Give as a numbered list the lines starting at the one containing "dropdown-caret-icon: ▼ <box>733" and ending at the one containing "tree-item-label: goToPage_Chart <box>44", leaving out any blank lines.
SUPPLIED INFORMATION start
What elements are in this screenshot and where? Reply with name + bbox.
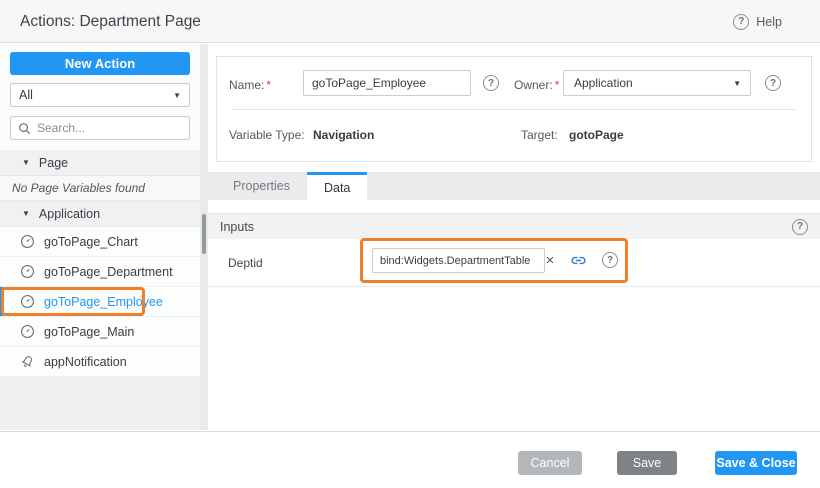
dropdown-caret-icon: ▼ <box>733 79 741 88</box>
tree-group-label: Page <box>39 156 68 170</box>
sidebar-item-gotopage-department[interactable]: goToPage_Department <box>0 257 200 287</box>
name-input[interactable] <box>303 70 471 96</box>
action-filter-select[interactable]: All ▼ <box>10 83 190 107</box>
owner-label: Owner:* <box>514 78 559 92</box>
tree-item-label: appNotification <box>44 355 127 369</box>
input-row-deptid: Deptid × ? <box>208 239 820 287</box>
help-icon: ? <box>733 14 749 30</box>
deptid-bind-input[interactable] <box>372 248 545 273</box>
selection-indicator <box>0 287 3 316</box>
tree-group-page[interactable]: ▼ Page <box>0 150 200 176</box>
tree-item-label: goToPage_Chart <box>44 235 138 249</box>
dialog-header: Actions: Department Page ? Help <box>0 0 820 43</box>
search-input[interactable] <box>37 121 182 135</box>
sidebar-controls: New Action All ▼ <box>0 44 200 150</box>
tree-group-application[interactable]: ▼ Application <box>0 201 200 227</box>
filter-selected-value: All <box>19 88 33 102</box>
action-summary-panel: Name:* ? Owner:* Application ▼ ? Variabl… <box>216 56 812 162</box>
scrollbar-thumb[interactable] <box>202 214 206 254</box>
dropdown-caret-icon: ▼ <box>173 91 181 100</box>
target-value: gotoPage <box>569 128 624 142</box>
variable-type-value: Navigation <box>313 128 374 142</box>
navigation-icon <box>20 294 35 309</box>
sidebar-item-gotopage-chart[interactable]: goToPage_Chart <box>0 227 200 257</box>
panel-divider <box>232 109 796 110</box>
sidebar-item-appnotification[interactable]: appNotification <box>0 347 200 377</box>
page-title: Actions: Department Page <box>20 0 201 43</box>
clear-icon: × <box>546 252 555 269</box>
help-button[interactable]: ? Help <box>733 0 782 43</box>
tree-empty-message: No Page Variables found <box>0 176 200 201</box>
owner-help-icon[interactable]: ? <box>765 75 781 91</box>
tree-item-label: goToPage_Department <box>44 265 173 279</box>
sidebar-scrollbar[interactable] <box>200 44 208 430</box>
link-icon <box>570 252 587 269</box>
navigation-icon <box>20 234 35 249</box>
required-asterisk: * <box>266 78 271 92</box>
help-label: Help <box>756 15 782 29</box>
actions-dialog: Actions: Department Page ? Help New Acti… <box>0 0 820 488</box>
new-action-button[interactable]: New Action <box>10 52 190 75</box>
tab-data[interactable]: Data <box>307 172 367 200</box>
name-help-icon[interactable]: ? <box>483 75 499 91</box>
cancel-button[interactable]: Cancel <box>518 451 582 475</box>
save-button[interactable]: Save <box>617 451 677 475</box>
bind-button[interactable] <box>570 252 587 269</box>
inputs-section-header: Inputs ? <box>208 213 820 239</box>
sidebar-item-gotopage-main[interactable]: goToPage_Main <box>0 317 200 347</box>
owner-select[interactable]: Application ▼ <box>563 70 751 96</box>
navigation-icon <box>20 324 35 339</box>
inputs-title: Inputs <box>220 220 254 234</box>
deptid-help-icon[interactable]: ? <box>602 252 618 268</box>
clear-binding-button[interactable]: × <box>541 248 559 273</box>
owner-selected-value: Application <box>574 76 633 90</box>
dialog-footer: Cancel Save Save & Close <box>0 431 820 488</box>
tree-item-label: goToPage_Main <box>44 325 134 339</box>
tab-bar: Properties Data <box>208 172 820 200</box>
required-asterisk: * <box>555 78 560 92</box>
tab-properties[interactable]: Properties <box>216 172 307 200</box>
notification-icon <box>20 354 35 369</box>
navigation-icon <box>20 264 35 279</box>
main-panel: Name:* ? Owner:* Application ▼ ? Variabl… <box>208 44 820 430</box>
tree-group-label: Application <box>39 207 100 221</box>
tree-item-label: goToPage_Employee <box>44 295 163 309</box>
deptid-label: Deptid <box>228 256 263 270</box>
sidebar-search[interactable] <box>10 116 190 140</box>
inputs-help-icon[interactable]: ? <box>792 219 808 235</box>
collapse-caret-icon: ▼ <box>22 158 30 167</box>
name-label: Name:* <box>229 78 271 92</box>
variable-type-label: Variable Type: <box>229 128 305 142</box>
target-label: Target: <box>521 128 558 142</box>
collapse-caret-icon: ▼ <box>22 209 30 218</box>
sidebar-item-gotopage-employee[interactable]: goToPage_Employee <box>0 287 200 317</box>
actions-sidebar: New Action All ▼ ▼ Page No Page Variable… <box>0 44 200 430</box>
search-icon <box>18 122 31 135</box>
save-and-close-button[interactable]: Save & Close <box>715 451 797 475</box>
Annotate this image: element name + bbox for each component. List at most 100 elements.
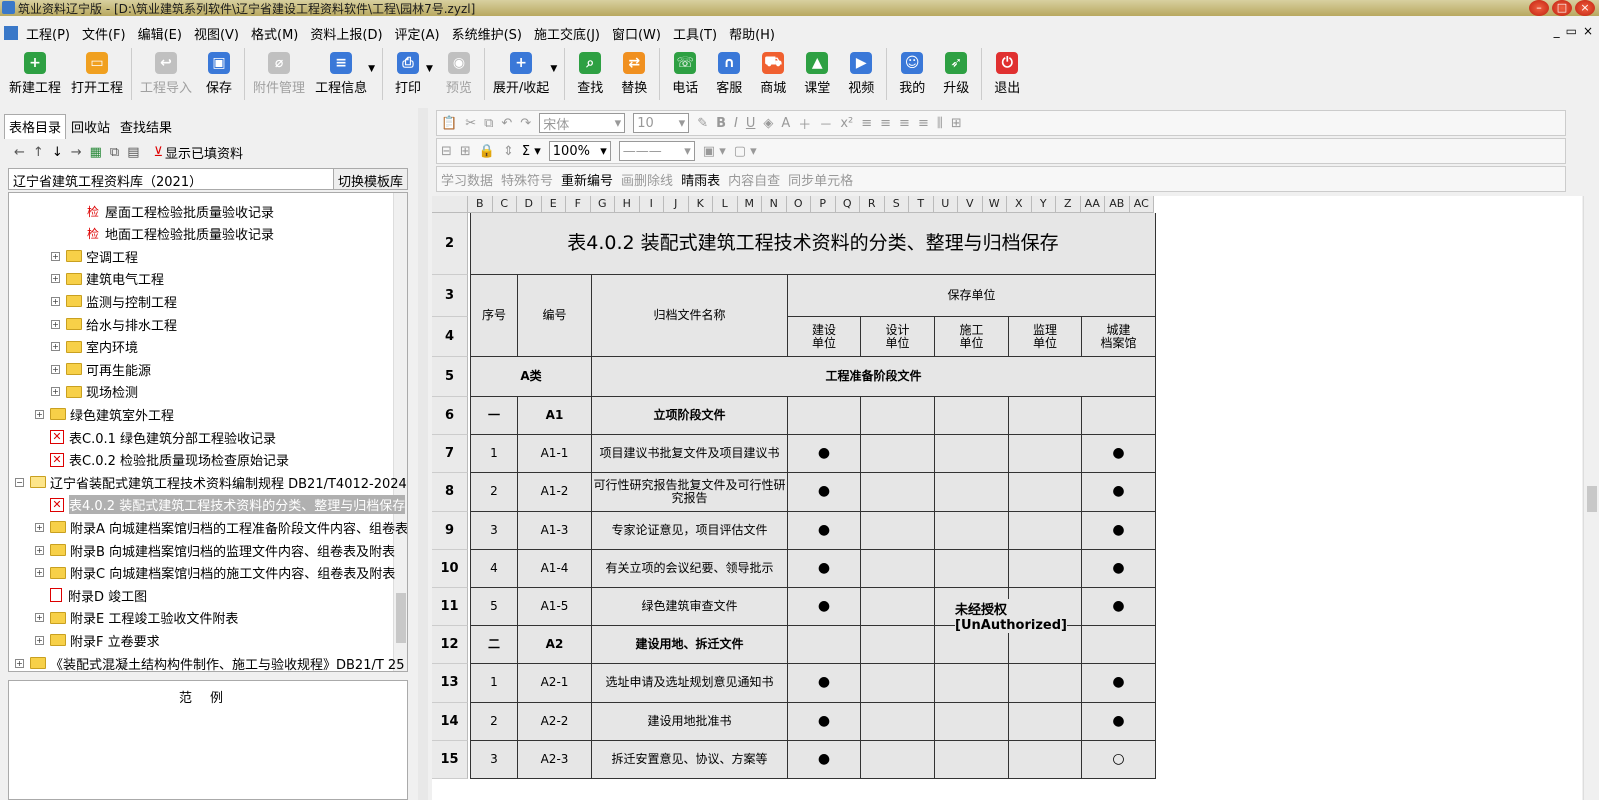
expand-toggle-icon[interactable]: + (51, 364, 60, 374)
toolbar-expand-button[interactable]: + 展开/收起 (488, 44, 554, 96)
row-header[interactable]: 14 (432, 702, 468, 741)
dropdown-arrow-icon[interactable]: ▼ (426, 64, 433, 74)
row-mark[interactable] (861, 397, 935, 436)
column-header-cell[interactable]: J (664, 196, 689, 212)
row-name[interactable]: 建设用地、拆迁文件 (592, 626, 788, 665)
toolbar-attach-button[interactable]: ⌀ 附件管理 (248, 44, 310, 96)
copy-table-icon[interactable]: ⧉ (110, 145, 119, 160)
tree-node[interactable]: + 附录F 立卷要求 (35, 630, 160, 650)
back-arrow-icon[interactable]: ← (14, 145, 25, 160)
sheet-scrollbar[interactable] (1583, 196, 1599, 800)
toolbar-search-button[interactable]: ⌕ 查找 (568, 44, 612, 96)
row-code[interactable]: A1-5 (518, 588, 592, 627)
tree-node[interactable]: ✕ 表4.0.2 装配式建筑工程技术资料的分类、整理与归档保存 (35, 495, 406, 515)
expand-toggle-icon[interactable]: + (51, 274, 60, 284)
row-mark[interactable]: ● (788, 702, 861, 741)
tree-node[interactable]: + 给水与排水工程 (51, 314, 177, 334)
tree-node[interactable]: + 空调工程 (51, 246, 138, 266)
row-code[interactable]: A2-1 (518, 664, 592, 703)
toolbar-eye-button[interactable]: ◉ 预览 (437, 44, 481, 96)
align-center-icon[interactable]: ≡ (880, 116, 891, 131)
tree-node[interactable]: + 现场检测 (51, 382, 138, 402)
tree-node[interactable]: ✕ 表C.0.2 检验批质量现场检查原始记录 (35, 450, 289, 470)
tree-node[interactable]: + 可再生能源 (51, 359, 151, 379)
learn-data-button[interactable]: 学习数据 (441, 170, 493, 189)
tree-node[interactable]: + 《装配式混凝土结构构件制作、施工与验收规程》DB21/T 25 (15, 653, 404, 671)
expand-toggle-icon[interactable]: + (51, 251, 60, 261)
plus-icon[interactable]: ＋ (798, 114, 811, 133)
header-unit-col[interactable]: 建设 单位 (788, 317, 861, 357)
menu-item[interactable]: 系统维护(S) (446, 24, 528, 43)
column-header-cell[interactable]: G (591, 196, 615, 212)
column-header-cell[interactable]: Y (1032, 196, 1056, 212)
column-header-cell[interactable]: Q (836, 196, 860, 212)
redo-icon[interactable]: ↷ (520, 116, 531, 131)
column-header-cell[interactable]: N (762, 196, 787, 212)
row-mark[interactable]: ○ (1082, 740, 1156, 779)
row-seq[interactable]: 2 (470, 702, 518, 741)
menu-item[interactable]: 窗口(W) (606, 24, 667, 43)
zoom-select[interactable]: 100% ▾ (548, 141, 611, 161)
mdi-minimize-icon[interactable]: _ (1554, 24, 1560, 38)
row-mark[interactable] (1009, 397, 1082, 436)
row-header[interactable]: 10 (432, 549, 468, 588)
insert-col-icon[interactable]: ⊞ (460, 144, 471, 159)
row-mark[interactable] (861, 549, 935, 588)
row-header[interactable]: 13 (432, 664, 468, 703)
row-mark[interactable] (935, 740, 1009, 779)
border-icon[interactable]: ▣ ▾ (703, 144, 726, 159)
row-mark[interactable] (935, 397, 1009, 436)
tree-node[interactable]: + 附录B 向城建档案馆归档的监理文件内容、组卷表及附表 (35, 540, 395, 560)
filter-icon[interactable]: ⊻ (154, 145, 164, 160)
close-button[interactable]: × (1575, 0, 1595, 16)
tree-node[interactable]: 附录D 竣工图 (35, 585, 147, 605)
row-mark[interactable] (1082, 397, 1156, 436)
row-header[interactable]: 4 (432, 317, 468, 357)
row-seq[interactable]: 1 (470, 664, 518, 703)
row-mark[interactable] (861, 435, 935, 474)
tree-node[interactable]: + 室内环境 (51, 337, 138, 357)
expand-toggle-icon[interactable]: + (35, 568, 44, 578)
header-unit-col[interactable]: 设计 单位 (861, 317, 935, 357)
row-mark[interactable] (1009, 702, 1082, 741)
toolbar-folder-button[interactable]: ▭ 打开工程 (66, 44, 128, 96)
strikethrough-button[interactable]: 画删除线 (621, 170, 673, 189)
special-symbol-button[interactable]: 特殊符号 (501, 170, 553, 189)
column-header-cell[interactable]: P (811, 196, 836, 212)
column-header-cell[interactable]: H (615, 196, 640, 212)
tree-node[interactable]: + 附录C 向城建档案馆归档的施工文件内容、组卷表及附表 (35, 563, 395, 583)
row-code[interactable]: A2 (518, 626, 592, 665)
row-mark[interactable] (861, 702, 935, 741)
row-mark[interactable]: ● (788, 664, 861, 703)
expand-toggle-icon[interactable]: + (35, 522, 44, 532)
tab-catalog[interactable]: 表格目录 (4, 114, 67, 139)
forward-arrow-icon[interactable]: → (71, 145, 82, 160)
row-mark[interactable]: ● (1082, 473, 1156, 512)
row-mark[interactable]: ● (788, 435, 861, 474)
header-unit-col[interactable]: 施工 单位 (935, 317, 1009, 357)
row-mark[interactable] (935, 702, 1009, 741)
row-mark[interactable]: ● (788, 473, 861, 512)
row-mark[interactable]: ● (1082, 435, 1156, 474)
bold-icon[interactable]: B (716, 116, 726, 131)
toolbar-import-button[interactable]: ↩ 工程导入 (135, 44, 197, 96)
toolbar-replace-button[interactable]: ⇄ 替换 (612, 44, 656, 96)
down-arrow-icon[interactable]: ↓ (52, 145, 63, 160)
add-table-icon[interactable]: ▦ (90, 145, 102, 160)
row-mark[interactable]: ● (788, 511, 861, 550)
column-header-cell[interactable]: I (640, 196, 664, 212)
tree-node[interactable]: + 建筑电气工程 (51, 269, 164, 289)
switch-library-button[interactable]: 切换模板库 (333, 169, 407, 190)
tree-node[interactable]: + 附录E 工程竣工验收文件附表 (35, 608, 238, 628)
toolbar-class-button[interactable]: ▲ 课堂 (795, 44, 839, 96)
header-seq[interactable]: 序号 (470, 275, 518, 357)
show-filled-label[interactable]: 显示已填资料 (165, 143, 243, 162)
row-mark[interactable] (788, 397, 861, 436)
menu-item[interactable]: 资料上报(D) (304, 24, 388, 43)
column-header-cell[interactable]: V (958, 196, 983, 212)
insert-row-icon[interactable]: ⊟ (441, 144, 452, 159)
row-header[interactable]: 7 (432, 435, 468, 474)
column-header-cell[interactable]: W (983, 196, 1007, 212)
row-header[interactable]: 15 (432, 740, 468, 779)
paste-icon[interactable]: 📋 (441, 116, 457, 131)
SUPPLIED INFORMATION end
**TASK OUTPUT:**
1. dropdown-caret-icon: ▼ <box>733 79 741 88</box>
2. tree-group-label: Page <box>39 156 68 170</box>
3. sidebar-item-gotopage-department[interactable]: goToPage_Department <box>0 257 200 287</box>
4. name-input[interactable] <box>303 70 471 96</box>
5. action-filter-select[interactable]: All ▼ <box>10 83 190 107</box>
6. owner-label: Owner:* <box>514 78 559 92</box>
7. tree-item-label: appNotification <box>44 355 127 369</box>
8. input-row-deptid: Deptid × ? <box>208 239 820 287</box>
9. help-icon: ? <box>733 14 749 30</box>
10. deptid-bind-input[interactable] <box>372 248 545 273</box>
11. selection-indicator <box>0 287 3 316</box>
12. tree-group-page[interactable]: ▼ Page <box>0 150 200 176</box>
13. tree-item-label: goToPage_Chart <box>44 235 138 249</box>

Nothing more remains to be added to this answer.